▸ Given problem
Reproduce all of the data exactly, with no line skipped.

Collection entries
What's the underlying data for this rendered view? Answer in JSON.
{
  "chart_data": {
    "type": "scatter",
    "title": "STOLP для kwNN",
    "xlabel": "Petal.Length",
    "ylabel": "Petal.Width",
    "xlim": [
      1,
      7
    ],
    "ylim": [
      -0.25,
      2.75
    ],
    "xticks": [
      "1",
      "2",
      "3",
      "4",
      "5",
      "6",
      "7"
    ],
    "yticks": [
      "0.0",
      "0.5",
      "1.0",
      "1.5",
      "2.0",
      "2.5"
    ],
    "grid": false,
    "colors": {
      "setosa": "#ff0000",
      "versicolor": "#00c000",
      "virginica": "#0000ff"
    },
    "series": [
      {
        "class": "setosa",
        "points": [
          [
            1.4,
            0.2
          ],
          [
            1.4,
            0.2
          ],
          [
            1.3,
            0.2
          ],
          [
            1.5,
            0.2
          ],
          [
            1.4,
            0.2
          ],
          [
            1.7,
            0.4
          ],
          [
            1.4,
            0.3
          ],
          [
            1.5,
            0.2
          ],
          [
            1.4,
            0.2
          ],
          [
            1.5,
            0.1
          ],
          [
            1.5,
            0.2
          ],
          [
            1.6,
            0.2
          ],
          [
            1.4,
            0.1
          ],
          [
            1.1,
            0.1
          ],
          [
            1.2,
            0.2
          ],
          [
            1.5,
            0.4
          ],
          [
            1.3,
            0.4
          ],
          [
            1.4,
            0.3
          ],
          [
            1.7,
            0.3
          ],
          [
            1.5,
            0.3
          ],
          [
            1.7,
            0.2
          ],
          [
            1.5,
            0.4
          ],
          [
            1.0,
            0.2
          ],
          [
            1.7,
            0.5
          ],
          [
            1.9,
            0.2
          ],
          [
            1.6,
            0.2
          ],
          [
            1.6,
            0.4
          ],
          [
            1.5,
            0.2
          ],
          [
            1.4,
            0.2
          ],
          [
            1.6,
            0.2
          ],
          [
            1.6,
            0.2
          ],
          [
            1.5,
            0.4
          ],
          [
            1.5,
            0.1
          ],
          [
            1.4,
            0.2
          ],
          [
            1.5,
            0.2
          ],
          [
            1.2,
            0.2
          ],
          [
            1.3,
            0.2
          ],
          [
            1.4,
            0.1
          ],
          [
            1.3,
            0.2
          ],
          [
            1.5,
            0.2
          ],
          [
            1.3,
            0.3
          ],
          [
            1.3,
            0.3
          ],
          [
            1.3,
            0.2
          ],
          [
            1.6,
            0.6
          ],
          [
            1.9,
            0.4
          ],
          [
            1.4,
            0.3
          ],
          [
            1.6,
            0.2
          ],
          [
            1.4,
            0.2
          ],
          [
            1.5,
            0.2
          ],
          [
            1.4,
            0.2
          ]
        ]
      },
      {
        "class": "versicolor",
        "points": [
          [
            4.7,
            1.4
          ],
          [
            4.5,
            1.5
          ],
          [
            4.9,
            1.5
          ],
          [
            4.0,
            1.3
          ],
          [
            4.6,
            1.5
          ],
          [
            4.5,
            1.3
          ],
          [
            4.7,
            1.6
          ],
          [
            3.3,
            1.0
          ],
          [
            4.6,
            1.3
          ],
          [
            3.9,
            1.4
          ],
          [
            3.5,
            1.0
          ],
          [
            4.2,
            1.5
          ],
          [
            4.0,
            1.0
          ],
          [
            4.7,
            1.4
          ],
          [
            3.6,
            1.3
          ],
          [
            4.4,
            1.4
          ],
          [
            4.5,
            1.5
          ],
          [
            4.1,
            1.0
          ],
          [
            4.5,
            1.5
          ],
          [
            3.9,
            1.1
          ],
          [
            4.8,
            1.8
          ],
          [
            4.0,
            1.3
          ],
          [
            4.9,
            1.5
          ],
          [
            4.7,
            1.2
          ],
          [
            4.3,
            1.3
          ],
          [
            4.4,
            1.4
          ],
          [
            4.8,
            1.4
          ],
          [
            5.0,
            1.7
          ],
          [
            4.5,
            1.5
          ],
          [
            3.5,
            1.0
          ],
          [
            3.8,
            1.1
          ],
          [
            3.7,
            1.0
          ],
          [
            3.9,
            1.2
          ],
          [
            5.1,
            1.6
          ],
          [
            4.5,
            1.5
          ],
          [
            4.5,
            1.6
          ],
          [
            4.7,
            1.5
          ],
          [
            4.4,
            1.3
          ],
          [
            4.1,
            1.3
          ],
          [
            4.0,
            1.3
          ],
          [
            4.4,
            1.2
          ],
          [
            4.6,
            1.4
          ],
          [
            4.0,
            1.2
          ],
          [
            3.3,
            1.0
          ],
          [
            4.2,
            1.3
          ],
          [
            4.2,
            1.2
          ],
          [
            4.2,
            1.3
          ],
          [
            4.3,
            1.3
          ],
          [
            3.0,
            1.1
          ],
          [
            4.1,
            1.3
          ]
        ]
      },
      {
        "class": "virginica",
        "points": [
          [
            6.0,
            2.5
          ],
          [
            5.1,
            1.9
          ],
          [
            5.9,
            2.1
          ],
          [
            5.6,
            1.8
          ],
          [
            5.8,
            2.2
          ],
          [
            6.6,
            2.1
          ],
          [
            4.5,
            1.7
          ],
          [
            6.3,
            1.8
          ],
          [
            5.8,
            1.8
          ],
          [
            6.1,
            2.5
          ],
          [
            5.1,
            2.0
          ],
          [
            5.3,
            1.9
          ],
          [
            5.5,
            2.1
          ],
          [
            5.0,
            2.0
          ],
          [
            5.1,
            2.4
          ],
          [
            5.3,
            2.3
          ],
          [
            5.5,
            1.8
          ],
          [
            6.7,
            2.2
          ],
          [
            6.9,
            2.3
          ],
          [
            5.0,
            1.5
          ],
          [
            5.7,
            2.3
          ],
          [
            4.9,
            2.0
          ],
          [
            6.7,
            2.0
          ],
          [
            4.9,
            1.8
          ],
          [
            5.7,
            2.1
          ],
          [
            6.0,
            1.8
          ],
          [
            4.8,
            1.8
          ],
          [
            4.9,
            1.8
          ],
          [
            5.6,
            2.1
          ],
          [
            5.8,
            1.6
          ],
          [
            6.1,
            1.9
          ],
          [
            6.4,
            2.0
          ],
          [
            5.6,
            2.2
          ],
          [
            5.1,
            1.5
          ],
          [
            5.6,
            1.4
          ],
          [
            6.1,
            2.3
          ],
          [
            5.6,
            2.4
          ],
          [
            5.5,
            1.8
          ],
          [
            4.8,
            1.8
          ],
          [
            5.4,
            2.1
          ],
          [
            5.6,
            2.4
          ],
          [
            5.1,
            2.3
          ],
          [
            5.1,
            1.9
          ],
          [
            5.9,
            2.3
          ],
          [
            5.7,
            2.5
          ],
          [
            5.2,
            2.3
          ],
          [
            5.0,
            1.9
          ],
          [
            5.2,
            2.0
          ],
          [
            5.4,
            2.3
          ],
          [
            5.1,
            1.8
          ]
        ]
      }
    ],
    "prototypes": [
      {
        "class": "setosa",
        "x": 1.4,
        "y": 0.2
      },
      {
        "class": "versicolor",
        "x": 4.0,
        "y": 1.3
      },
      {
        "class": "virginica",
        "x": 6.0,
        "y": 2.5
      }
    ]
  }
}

▸ Reply to the task
What's the underlying data for this rendered view? Answer in JSON.
{
  "chart_data": {
    "type": "scatter",
    "title": "STOLP для kwNN",
    "xlabel": "Petal.Length",
    "ylabel": "Petal.Width",
    "xlim": [
      1,
      7
    ],
    "ylim": [
      -0.25,
      2.75
    ],
    "xticks": [
      "1",
      "2",
      "3",
      "4",
      "5",
      "6",
      "7"
    ],
    "yticks": [
      "0.0",
      "0.5",
      "1.0",
      "1.5",
      "2.0",
      "2.5"
    ],
    "grid": false,
    "colors": {
      "setosa": "#ff0000",
      "versicolor": "#00c000",
      "virginica": "#0000ff"
    },
    "series": [
      {
        "class": "setosa",
        "points": [
          [
            1.4,
            0.2
          ],
          [
            1.4,
            0.2
          ],
          [
            1.3,
            0.2
          ],
          [
            1.5,
            0.2
          ],
          [
            1.4,
            0.2
          ],
          [
            1.7,
            0.4
          ],
          [
            1.4,
            0.3
          ],
          [
            1.5,
            0.2
          ],
          [
            1.4,
            0.2
          ],
          [
            1.5,
            0.1
          ],
          [
            1.5,
            0.2
          ],
          [
            1.6,
            0.2
          ],
          [
            1.4,
            0.1
          ],
          [
            1.1,
            0.1
          ],
          [
            1.2,
            0.2
          ],
          [
            1.5,
            0.4
          ],
          [
            1.3,
            0.4
          ],
          [
            1.4,
            0.3
          ],
          [
            1.7,
            0.3
          ],
          [
            1.5,
            0.3
          ],
          [
            1.7,
            0.2
          ],
          [
            1.5,
            0.4
          ],
          [
            1.0,
            0.2
          ],
          [
            1.7,
            0.5
          ],
          [
            1.9,
            0.2
          ],
          [
            1.6,
            0.2
          ],
          [
            1.6,
            0.4
          ],
          [
            1.5,
            0.2
          ],
          [
            1.4,
            0.2
          ],
          [
            1.6,
            0.2
          ],
          [
            1.6,
            0.2
          ],
          [
            1.5,
            0.4
          ],
          [
            1.5,
            0.1
          ],
          [
            1.4,
            0.2
          ],
          [
            1.5,
            0.2
          ],
          [
            1.2,
            0.2
          ],
          [
            1.3,
            0.2
          ],
          [
            1.4,
            0.1
          ],
          [
            1.3,
            0.2
          ],
          [
            1.5,
            0.2
          ],
          [
            1.3,
            0.3
          ],
          [
            1.3,
            0.3
          ],
          [
            1.3,
            0.2
          ],
          [
            1.6,
            0.6
          ],
          [
            1.9,
            0.4
          ],
          [
            1.4,
            0.3
          ],
          [
            1.6,
            0.2
          ],
          [
            1.4,
            0.2
          ],
          [
            1.5,
            0.2
          ],
          [
            1.4,
            0.2
          ]
        ]
      },
      {
        "class": "versicolor",
        "points": [
          [
            4.7,
            1.4
          ],
          [
            4.5,
            1.5
          ],
          [
            4.9,
            1.5
          ],
          [
            4.0,
            1.3
          ],
          [
            4.6,
            1.5
          ],
          [
            4.5,
            1.3
          ],
          [
            4.7,
            1.6
          ],
          [
            3.3,
            1.0
          ],
          [
            4.6,
            1.3
          ],
          [
            3.9,
            1.4
          ],
          [
            3.5,
            1.0
          ],
          [
            4.2,
            1.5
          ],
          [
            4.0,
            1.0
          ],
          [
            4.7,
            1.4
          ],
          [
            3.6,
            1.3
          ],
          [
            4.4,
            1.4
          ],
          [
            4.5,
            1.5
          ],
          [
            4.1,
            1.0
          ],
          [
            4.5,
            1.5
          ],
          [
            3.9,
            1.1
          ],
          [
            4.8,
            1.8
          ],
          [
            4.0,
            1.3
          ],
          [
            4.9,
            1.5
          ],
          [
            4.7,
            1.2
          ],
          [
            4.3,
            1.3
          ],
          [
            4.4,
            1.4
          ],
          [
            4.8,
            1.4
          ],
          [
            5.0,
            1.7
          ],
          [
            4.5,
            1.5
          ],
          [
            3.5,
            1.0
          ],
          [
            3.8,
            1.1
          ],
          [
            3.7,
            1.0
          ],
          [
            3.9,
            1.2
          ],
          [
            5.1,
            1.6
          ],
          [
            4.5,
            1.5
          ],
          [
            4.5,
            1.6
          ],
          [
            4.7,
            1.5
          ],
          [
            4.4,
            1.3
          ],
          [
            4.1,
            1.3
          ],
          [
            4.0,
            1.3
          ],
          [
            4.4,
            1.2
          ],
          [
            4.6,
            1.4
          ],
          [
            4.0,
            1.2
          ],
          [
            3.3,
            1.0
          ],
          [
            4.2,
            1.3
          ],
          [
            4.2,
            1.2
          ],
          [
            4.2,
            1.3
          ],
          [
            4.3,
            1.3
          ],
          [
            3.0,
            1.1
          ],
          [
            4.1,
            1.3
          ]
        ]
      },
      {
        "class": "virginica",
        "points": [
          [
            6.0,
            2.5
          ],
          [
            5.1,
            1.9
          ],
          [
            5.9,
            2.1
          ],
          [
            5.6,
            1.8
          ],
          [
            5.8,
            2.2
          ],
          [
            6.6,
            2.1
          ],
          [
            4.5,
            1.7
          ],
          [
            6.3,
            1.8
          ],
          [
            5.8,
            1.8
          ],
          [
            6.1,
            2.5
          ],
          [
            5.1,
            2.0
          ],
          [
            5.3,
            1.9
          ],
          [
            5.5,
            2.1
          ],
          [
            5.0,
            2.0
          ],
          [
            5.1,
            2.4
          ],
          [
            5.3,
            2.3
          ],
          [
            5.5,
            1.8
          ],
          [
            6.7,
            2.2
          ],
          [
            6.9,
            2.3
          ],
          [
            5.0,
            1.5
          ],
          [
            5.7,
            2.3
          ],
          [
            4.9,
            2.0
          ],
          [
            6.7,
            2.0
          ],
          [
            4.9,
            1.8
          ],
          [
            5.7,
            2.1
          ],
          [
            6.0,
            1.8
          ],
          [
            4.8,
            1.8
          ],
          [
            4.9,
            1.8
          ],
          [
            5.6,
            2.1
          ],
          [
            5.8,
            1.6
          ],
          [
            6.1,
            1.9
          ],
          [
            6.4,
            2.0
          ],
          [
            5.6,
            2.2
          ],
          [
            5.1,
            1.5
          ],
          [
            5.6,
            1.4
          ],
          [
            6.1,
            2.3
          ],
          [
            5.6,
            2.4
          ],
          [
            5.5,
            1.8
          ],
          [
            4.8,
            1.8
          ],
          [
            5.4,
            2.1
          ],
          [
            5.6,
            2.4
          ],
          [
            5.1,
            2.3
          ],
          [
            5.1,
            1.9
          ],
          [
            5.9,
            2.3
          ],
          [
            5.7,
            2.5
          ],
          [
            5.2,
            2.3
          ],
          [
            5.0,
            1.9
          ],
          [
            5.2,
            2.0
          ],
          [
            5.4,
            2.3
          ],
          [
            5.1,
            1.8
          ]
        ]
      }
    ],
    "prototypes": [
      {
        "class": "setosa",
        "x": 1.4,
        "y": 0.2
      },
      {
        "class": "versicolor",
        "x": 4.0,
        "y": 1.3
      },
      {
        "class": "virginica",
        "x": 6.0,
        "y": 2.5
      }
    ]
  }
}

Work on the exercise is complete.